-- Start --

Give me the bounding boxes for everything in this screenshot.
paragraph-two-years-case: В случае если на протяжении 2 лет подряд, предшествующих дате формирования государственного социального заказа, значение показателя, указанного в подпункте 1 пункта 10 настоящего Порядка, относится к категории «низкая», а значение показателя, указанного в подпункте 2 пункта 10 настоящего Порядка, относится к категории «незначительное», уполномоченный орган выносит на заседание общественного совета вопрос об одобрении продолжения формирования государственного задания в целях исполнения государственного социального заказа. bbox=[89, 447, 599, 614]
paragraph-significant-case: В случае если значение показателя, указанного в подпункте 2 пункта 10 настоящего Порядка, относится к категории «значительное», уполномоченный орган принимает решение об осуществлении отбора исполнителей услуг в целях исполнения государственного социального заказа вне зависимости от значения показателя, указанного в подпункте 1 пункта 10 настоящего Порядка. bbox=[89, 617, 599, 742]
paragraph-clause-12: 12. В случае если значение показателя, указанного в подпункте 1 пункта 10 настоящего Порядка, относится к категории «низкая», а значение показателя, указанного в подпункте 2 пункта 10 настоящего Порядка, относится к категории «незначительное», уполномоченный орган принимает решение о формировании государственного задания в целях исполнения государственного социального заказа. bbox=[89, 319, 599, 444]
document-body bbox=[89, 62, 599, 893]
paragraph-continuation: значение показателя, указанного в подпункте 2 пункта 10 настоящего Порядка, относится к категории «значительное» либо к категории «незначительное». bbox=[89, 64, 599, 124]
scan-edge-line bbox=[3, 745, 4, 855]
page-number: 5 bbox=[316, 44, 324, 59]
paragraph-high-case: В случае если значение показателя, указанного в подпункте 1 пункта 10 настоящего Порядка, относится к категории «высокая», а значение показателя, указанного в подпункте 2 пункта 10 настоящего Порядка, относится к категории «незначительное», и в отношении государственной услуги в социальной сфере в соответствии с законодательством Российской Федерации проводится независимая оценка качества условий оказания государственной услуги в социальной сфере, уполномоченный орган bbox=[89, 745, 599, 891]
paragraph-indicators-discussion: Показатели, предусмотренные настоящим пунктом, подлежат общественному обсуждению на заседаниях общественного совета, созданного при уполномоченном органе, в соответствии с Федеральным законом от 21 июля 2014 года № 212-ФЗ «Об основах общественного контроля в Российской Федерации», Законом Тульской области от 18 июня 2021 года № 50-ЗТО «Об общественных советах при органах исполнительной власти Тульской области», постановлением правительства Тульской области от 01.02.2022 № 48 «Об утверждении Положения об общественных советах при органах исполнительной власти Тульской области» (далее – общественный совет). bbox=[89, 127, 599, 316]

-- End --

Rewrite the material above, changing every occurrence of "настоящего Порядка" to "данного Порядка" and leaving all other text as it is.

The reply:
Give me the bounding boxes for everything in this screenshot.
paragraph-two-years-case: В случае если на протяжении 2 лет подряд, предшествующих дате формирования государственного социального заказа, значение показателя, указанного в подпункте 1 пункта 10 данного Порядка, относится к категории «низкая», а значение показателя, указанного в подпункте 2 пункта 10 данного Порядка, относится к категории «незначительное», уполномоченный орган выносит на заседание общественного совета вопрос об одобрении продолжения формирования государственного задания в целях исполнения государственного социального заказа. bbox=[89, 447, 599, 614]
paragraph-significant-case: В случае если значение показателя, указанного в подпункте 2 пункта 10 данного Порядка, относится к категории «значительное», уполномоченный орган принимает решение об осуществлении отбора исполнителей услуг в целях исполнения государственного социального заказа вне зависимости от значения показателя, указанного в подпункте 1 пункта 10 данного Порядка. bbox=[89, 617, 599, 742]
paragraph-clause-12: 12. В случае если значение показателя, указанного в подпункте 1 пункта 10 данного Порядка, относится к категории «низкая», а значение показателя, указанного в подпункте 2 пункта 10 данного Порядка, относится к категории «незначительное», уполномоченный орган принимает решение о формировании государственного задания в целях исполнения государственного социального заказа. bbox=[89, 319, 599, 444]
document-body bbox=[89, 62, 599, 893]
paragraph-continuation: значение показателя, указанного в подпункте 2 пункта 10 данного Порядка, относится к категории «значительное» либо к категории «незначительное». bbox=[89, 64, 599, 124]
scan-edge-line bbox=[3, 745, 4, 855]
page-number: 5 bbox=[316, 44, 324, 59]
paragraph-high-case: В случае если значение показателя, указанного в подпункте 1 пункта 10 данного Порядка, относится к категории «высокая», а значение показателя, указанного в подпункте 2 пункта 10 данного Порядка, относится к категории «незначительное», и в отношении государственной услуги в социальной сфере в соответствии с законодательством Российской Федерации проводится независимая оценка качества условий оказания государственной услуги в социальной сфере, уполномоченный орган bbox=[89, 745, 599, 891]
paragraph-indicators-discussion: Показатели, предусмотренные настоящим пунктом, подлежат общественному обсуждению на заседаниях общественного совета, созданного при уполномоченном органе, в соответствии с Федеральным законом от 21 июля 2014 года № 212-ФЗ «Об основах общественного контроля в Российской Федерации», Законом Тульской области от 18 июня 2021 года № 50-ЗТО «Об общественных советах при органах исполнительной власти Тульской области», постановлением правительства Тульской области от 01.02.2022 № 48 «Об утверждении Положения об общественных советах при органах исполнительной власти Тульской области» (далее – общественный совет). bbox=[89, 127, 599, 316]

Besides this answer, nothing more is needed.